Return every record exactly as written.

→ Data excerpts:
═══

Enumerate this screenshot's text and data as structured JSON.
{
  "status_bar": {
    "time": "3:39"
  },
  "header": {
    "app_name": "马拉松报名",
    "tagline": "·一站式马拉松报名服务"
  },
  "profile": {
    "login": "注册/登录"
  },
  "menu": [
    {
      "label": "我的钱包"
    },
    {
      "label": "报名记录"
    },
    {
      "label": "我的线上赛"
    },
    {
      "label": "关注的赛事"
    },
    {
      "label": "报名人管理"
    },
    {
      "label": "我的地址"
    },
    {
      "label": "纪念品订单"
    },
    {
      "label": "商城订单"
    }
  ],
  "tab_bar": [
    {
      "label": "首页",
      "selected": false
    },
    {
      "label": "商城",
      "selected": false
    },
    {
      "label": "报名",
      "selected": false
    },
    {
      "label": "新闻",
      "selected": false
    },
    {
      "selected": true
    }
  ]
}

═══

→ The answer:
Enumerate this screenshot's text and data as structured JSON.
{
  "status_bar": {
    "time": "3:39"
  },
  "header": {
    "app_name": "马拉松报名",
    "tagline": "·一站式马拉松报名服务"
  },
  "profile": {
    "login": "注册/登录"
  },
  "menu": [
    {
      "label": "我的钱包"
    },
    {
      "label": "报名记录"
    },
    {
      "label": "我的线上赛"
    },
    {
      "label": "关注的赛事"
    },
    {
      "label": "报名人管理"
    },
    {
      "label": "我的地址"
    },
    {
      "label": "纪念品订单"
    },
    {
      "label": "商城订单"
    }
  ],
  "tab_bar": [
    {
      "label": "首页",
      "selected": false
    },
    {
      "label": "商城",
      "selected": false
    },
    {
      "label": "报名",
      "selected": false
    },
    {
      "label": "新闻",
      "selected": false
    },
    {
      "selected": true
    }
  ]
}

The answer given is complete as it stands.